* START PROVIDED INFORMATION *
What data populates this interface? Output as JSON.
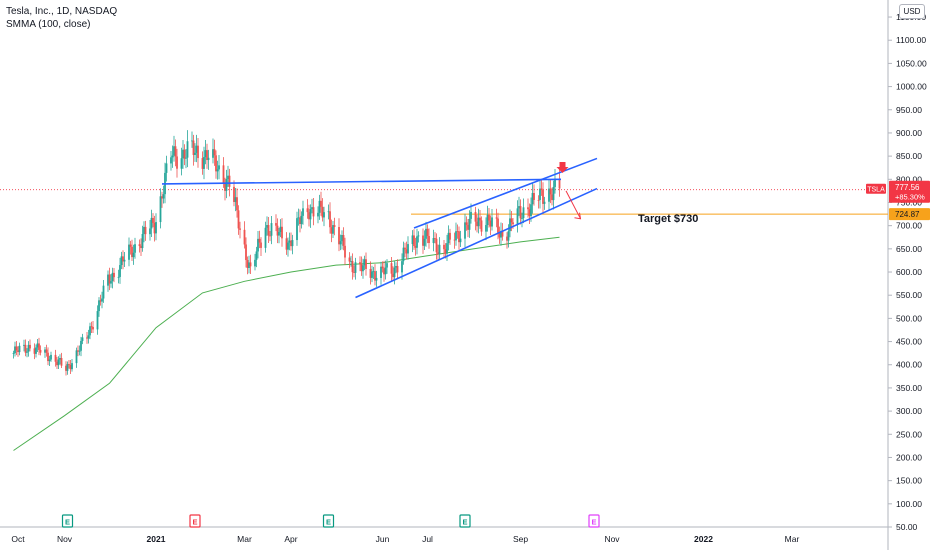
{
  "legend": {
    "symbol_line": "Tesla, Inc., 1D, NASDAQ",
    "indicator_line": "SMMA (100, close)"
  },
  "price_scale": {
    "currency": "USD",
    "ticks": [
      "50.00",
      "100.00",
      "150.00",
      "200.00",
      "250.00",
      "300.00",
      "350.00",
      "400.00",
      "450.00",
      "500.00",
      "550.00",
      "600.00",
      "650.00",
      "700.00",
      "750.00",
      "800.00",
      "850.00",
      "900.00",
      "950.00",
      "1000.00",
      "1050.00",
      "1100.00",
      "1150.00"
    ]
  },
  "time_scale": {
    "ticks": [
      "Oct",
      "Nov",
      "2021",
      "Mar",
      "Apr",
      "Jun",
      "Jul",
      "Sep",
      "Nov",
      "2022",
      "Mar"
    ]
  },
  "badges": {
    "ticker": "TSLA",
    "last_price": "777.56",
    "change_pct": "+85.30%",
    "target_level": "724.87"
  },
  "annotations": {
    "target_text": "Target $730"
  },
  "events": [
    {
      "label": "E",
      "month": "Nov",
      "color": "#089981"
    },
    {
      "label": "E",
      "month": "2021",
      "color": "#f23645"
    },
    {
      "label": "E",
      "month": "Apr",
      "color": "#089981"
    },
    {
      "label": "E",
      "month": "Jul",
      "color": "#089981"
    },
    {
      "label": "E",
      "month": "Oct",
      "color": "#e040fb"
    }
  ],
  "colors": {
    "up": "#26a69a",
    "down": "#ef5350",
    "smma": "#4caf50",
    "trendline": "#2962ff",
    "target_line": "#f7a21b",
    "arrow": "#f23645",
    "last_price": "#f23645"
  },
  "chart_data": {
    "type": "candlestick",
    "title": "Tesla, Inc., 1D, NASDAQ",
    "ylim": [
      50,
      1150
    ],
    "price_keypoints": [
      [
        "2020-09-28",
        425
      ],
      [
        "2020-10-08",
        440
      ],
      [
        "2020-10-22",
        420
      ],
      [
        "2020-11-02",
        390
      ],
      [
        "2020-11-16",
        460
      ],
      [
        "2020-11-30",
        580
      ],
      [
        "2020-12-14",
        640
      ],
      [
        "2020-12-31",
        705
      ],
      [
        "2021-01-11",
        850
      ],
      [
        "2021-01-25",
        860
      ],
      [
        "2021-02-05",
        850
      ],
      [
        "2021-02-19",
        790
      ],
      [
        "2021-03-05",
        600
      ],
      [
        "2021-03-15",
        700
      ],
      [
        "2021-03-31",
        665
      ],
      [
        "2021-04-12",
        740
      ],
      [
        "2021-04-26",
        720
      ],
      [
        "2021-05-10",
        620
      ],
      [
        "2021-05-24",
        600
      ],
      [
        "2021-06-07",
        600
      ],
      [
        "2021-06-25",
        680
      ],
      [
        "2021-07-12",
        650
      ],
      [
        "2021-07-26",
        700
      ],
      [
        "2021-08-09",
        715
      ],
      [
        "2021-08-20",
        680
      ],
      [
        "2021-09-03",
        735
      ],
      [
        "2021-09-20",
        775
      ],
      [
        "2021-09-27",
        777.56
      ]
    ],
    "smma_keypoints": [
      [
        "2020-09-28",
        215
      ],
      [
        "2020-11-01",
        290
      ],
      [
        "2020-12-01",
        360
      ],
      [
        "2021-01-01",
        480
      ],
      [
        "2021-02-01",
        555
      ],
      [
        "2021-03-01",
        580
      ],
      [
        "2021-04-01",
        600
      ],
      [
        "2021-05-01",
        615
      ],
      [
        "2021-06-01",
        620
      ],
      [
        "2021-07-01",
        635
      ],
      [
        "2021-08-01",
        650
      ],
      [
        "2021-09-01",
        665
      ],
      [
        "2021-09-27",
        675
      ]
    ],
    "drawings": {
      "horizontal_resistance": {
        "from": [
          "2021-01-05",
          790
        ],
        "to": [
          "2021-09-28",
          800
        ]
      },
      "channel_upper": {
        "from": [
          "2021-06-22",
          695
        ],
        "to": [
          "2021-10-22",
          845
        ]
      },
      "channel_lower": {
        "from": [
          "2021-05-14",
          545
        ],
        "to": [
          "2021-10-22",
          780
        ]
      },
      "target_level": 724.87,
      "projection_arrow": {
        "from": [
          "2021-09-28",
          775
        ],
        "to": [
          "2021-10-01",
          715
        ]
      }
    }
  }
}
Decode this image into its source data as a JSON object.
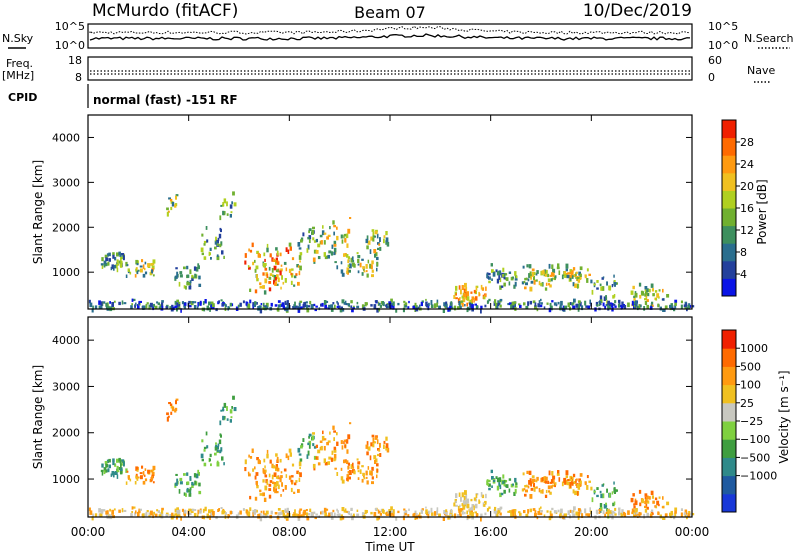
{
  "header": {
    "station": "McMurdo (fitACF)",
    "beam": "Beam 07",
    "date": "10/Dec/2019"
  },
  "top_panel": {
    "left_label": "N.Sky",
    "right_label": "N.Search",
    "left_ticks": [
      "10^5",
      "10^0"
    ],
    "right_ticks": [
      "10^5",
      "10^0"
    ]
  },
  "freq_panel": {
    "left_label": "Freq.",
    "left_unit": "[MHz]",
    "left_ticks": [
      "18",
      "8"
    ],
    "right_label": "Nave",
    "right_ticks": [
      "60",
      "0"
    ]
  },
  "cpid": {
    "label": "CPID",
    "text": "normal (fast) -151 RF"
  },
  "chart_data": [
    {
      "type": "heatmap",
      "ylabel": "Slant Range [km]",
      "ylim": [
        180,
        4500
      ],
      "y_ticks": [
        "1000",
        "2000",
        "3000",
        "4000"
      ],
      "colorbar_label": "Power [dB]",
      "colorbar_ticks": [
        "28",
        "24",
        "20",
        "16",
        "12",
        "8",
        "4"
      ],
      "colors": [
        "#0a14e6",
        "#23409c",
        "#2a6e8e",
        "#3d8f5e",
        "#70b030",
        "#b0d020",
        "#f0c020",
        "#ff9a10",
        "#ff6a00",
        "#f02000"
      ]
    },
    {
      "type": "heatmap",
      "ylabel": "Slant Range [km]",
      "ylim": [
        180,
        4500
      ],
      "y_ticks": [
        "1000",
        "2000",
        "3000",
        "4000"
      ],
      "colorbar_label": "Velocity [m s⁻¹]",
      "colorbar_ticks": [
        "1000",
        "500",
        "100",
        "25",
        "−25",
        "−100",
        "−500",
        "−1000"
      ],
      "colors": [
        "#1838d8",
        "#1f5aa0",
        "#2f8a8a",
        "#3f9e40",
        "#7fd040",
        "#c8c8c0",
        "#f0c020",
        "#ff9a10",
        "#ff6a00",
        "#f02000"
      ]
    }
  ],
  "time_axis": {
    "ticks": [
      "00:00",
      "04:00",
      "08:00",
      "12:00",
      "16:00",
      "20:00",
      "00:00"
    ],
    "label": "Time UT"
  }
}
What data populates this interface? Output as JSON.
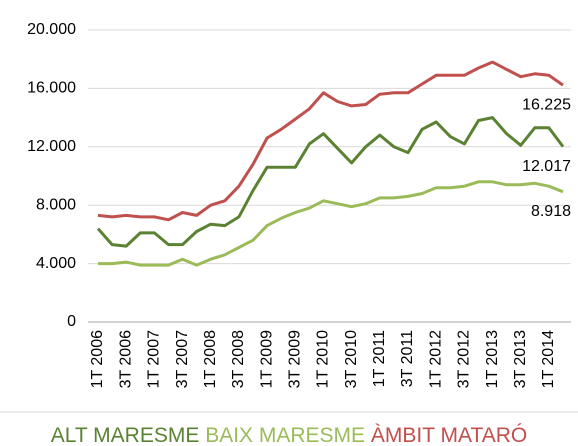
* END PROVIDED INFORMATION *
#### [TASK OBJECTIVE]
Output the material word for word, omitting its pictures.

#### [RIGHT ANSWER]
What data populates this interface? Output as JSON.
{
  "legend": {
    "symbol_line": "Tesla, Inc., 1D, NASDAQ",
    "indicator_line": "SMMA (100, close)"
  },
  "price_scale": {
    "currency": "USD",
    "ticks": [
      "50.00",
      "100.00",
      "150.00",
      "200.00",
      "250.00",
      "300.00",
      "350.00",
      "400.00",
      "450.00",
      "500.00",
      "550.00",
      "600.00",
      "650.00",
      "700.00",
      "750.00",
      "800.00",
      "850.00",
      "900.00",
      "950.00",
      "1000.00",
      "1050.00",
      "1100.00",
      "1150.00"
    ]
  },
  "time_scale": {
    "ticks": [
      "Oct",
      "Nov",
      "2021",
      "Mar",
      "Apr",
      "Jun",
      "Jul",
      "Sep",
      "Nov",
      "2022",
      "Mar"
    ]
  },
  "badges": {
    "ticker": "TSLA",
    "last_price": "777.56",
    "change_pct": "+85.30%",
    "target_level": "724.87"
  },
  "annotations": {
    "target_text": "Target $730"
  },
  "events": [
    {
      "label": "E",
      "month": "Nov",
      "color": "#089981"
    },
    {
      "label": "E",
      "month": "2021",
      "color": "#f23645"
    },
    {
      "label": "E",
      "month": "Apr",
      "color": "#089981"
    },
    {
      "label": "E",
      "month": "Jul",
      "color": "#089981"
    },
    {
      "label": "E",
      "month": "Oct",
      "color": "#e040fb"
    }
  ],
  "colors": {
    "up": "#26a69a",
    "down": "#ef5350",
    "smma": "#4caf50",
    "trendline": "#2962ff",
    "target_line": "#f7a21b",
    "arrow": "#f23645",
    "last_price": "#f23645"
  },
  "chart_data": {
    "type": "candlestick",
    "title": "Tesla, Inc., 1D, NASDAQ",
    "ylim": [
      50,
      1150
    ],
    "price_keypoints": [
      [
        "2020-09-28",
        425
      ],
      [
        "2020-10-08",
        440
      ],
      [
        "2020-10-22",
        420
      ],
      [
        "2020-11-02",
        390
      ],
      [
        "2020-11-16",
        460
      ],
      [
        "2020-11-30",
        580
      ],
      [
        "2020-12-14",
        640
      ],
      [
        "2020-12-31",
        705
      ],
      [
        "2021-01-11",
        850
      ],
      [
        "2021-01-25",
        860
      ],
      [
        "2021-02-05",
        850
      ],
      [
        "2021-02-19",
        790
      ],
      [
        "2021-03-05",
        600
      ],
      [
        "2021-03-15",
        700
      ],
      [
        "2021-03-31",
        665
      ],
      [
        "2021-04-12",
        740
      ],
      [
        "2021-04-26",
        720
      ],
      [
        "2021-05-10",
        620
      ],
      [
        "2021-05-24",
        600
      ],
      [
        "2021-06-07",
        600
      ],
      [
        "2021-06-25",
        680
      ],
      [
        "2021-07-12",
        650
      ],
      [
        "2021-07-26",
        700
      ],
      [
        "2021-08-09",
        715
      ],
      [
        "2021-08-20",
        680
      ],
      [
        "2021-09-03",
        735
      ],
      [
        "2021-09-20",
        775
      ],
      [
        "2021-09-27",
        777.56
      ]
    ],
    "smma_keypoints": [
      [
        "2020-09-28",
        215
      ],
      [
        "2020-11-01",
        290
      ],
      [
        "2020-12-01",
        360
      ],
      [
        "2021-01-01",
        480
      ],
      [
        "2021-02-01",
        555
      ],
      [
        "2021-03-01",
        580
      ],
      [
        "2021-04-01",
        600
      ],
      [
        "2021-05-01",
        615
      ],
      [
        "2021-06-01",
        620
      ],
      [
        "2021-07-01",
        635
      ],
      [
        "2021-08-01",
        650
      ],
      [
        "2021-09-01",
        665
      ],
      [
        "2021-09-27",
        675
      ]
    ],
    "drawings": {
      "horizontal_resistance": {
        "from": [
          "2021-01-05",
          790
        ],
        "to": [
          "2021-09-28",
          800
        ]
      },
      "channel_upper": {
        "from": [
          "2021-06-22",
          695
        ],
        "to": [
          "2021-10-22",
          845
        ]
      },
      "channel_lower": {
        "from": [
          "2021-05-14",
          545
        ],
        "to": [
          "2021-10-22",
          780
        ]
      },
      "target_level": 724.87,
      "projection_arrow": {
        "from": [
          "2021-09-28",
          775
        ],
        "to": [
          "2021-10-01",
          715
        ]
      }
    }
  }
}
Decode this image into its source data as a JSON object.
{
  "header": {
    "station": "McMurdo (fitACF)",
    "beam": "Beam 07",
    "date": "10/Dec/2019"
  },
  "top_panel": {
    "left_label": "N.Sky",
    "right_label": "N.Search",
    "left_ticks": [
      "10^5",
      "10^0"
    ],
    "right_ticks": [
      "10^5",
      "10^0"
    ]
  },
  "freq_panel": {
    "left_label": "Freq.",
    "left_unit": "[MHz]",
    "left_ticks": [
      "18",
      "8"
    ],
    "right_label": "Nave",
    "right_ticks": [
      "60",
      "0"
    ]
  },
  "cpid": {
    "label": "CPID",
    "text": "normal (fast) -151 RF"
  },
  "chart_data": [
    {
      "type": "heatmap",
      "ylabel": "Slant Range [km]",
      "ylim": [
        180,
        4500
      ],
      "y_ticks": [
        "1000",
        "2000",
        "3000",
        "4000"
      ],
      "colorbar_label": "Power [dB]",
      "colorbar_ticks": [
        "28",
        "24",
        "20",
        "16",
        "12",
        "8",
        "4"
      ],
      "colors": [
        "#0a14e6",
        "#23409c",
        "#2a6e8e",
        "#3d8f5e",
        "#70b030",
        "#b0d020",
        "#f0c020",
        "#ff9a10",
        "#ff6a00",
        "#f02000"
      ]
    },
    {
      "type": "heatmap",
      "ylabel": "Slant Range [km]",
      "ylim": [
        180,
        4500
      ],
      "y_ticks": [
        "1000",
        "2000",
        "3000",
        "4000"
      ],
      "colorbar_label": "Velocity [m s⁻¹]",
      "colorbar_ticks": [
        "1000",
        "500",
        "100",
        "25",
        "−25",
        "−100",
        "−500",
        "−1000"
      ],
      "colors": [
        "#1838d8",
        "#1f5aa0",
        "#2f8a8a",
        "#3f9e40",
        "#7fd040",
        "#c8c8c0",
        "#f0c020",
        "#ff9a10",
        "#ff6a00",
        "#f02000"
      ]
    }
  ],
  "time_axis": {
    "ticks": [
      "00:00",
      "04:00",
      "08:00",
      "12:00",
      "16:00",
      "20:00",
      "00:00"
    ],
    "label": "Time UT"
  }
}
What data populates this interface? Output as JSON.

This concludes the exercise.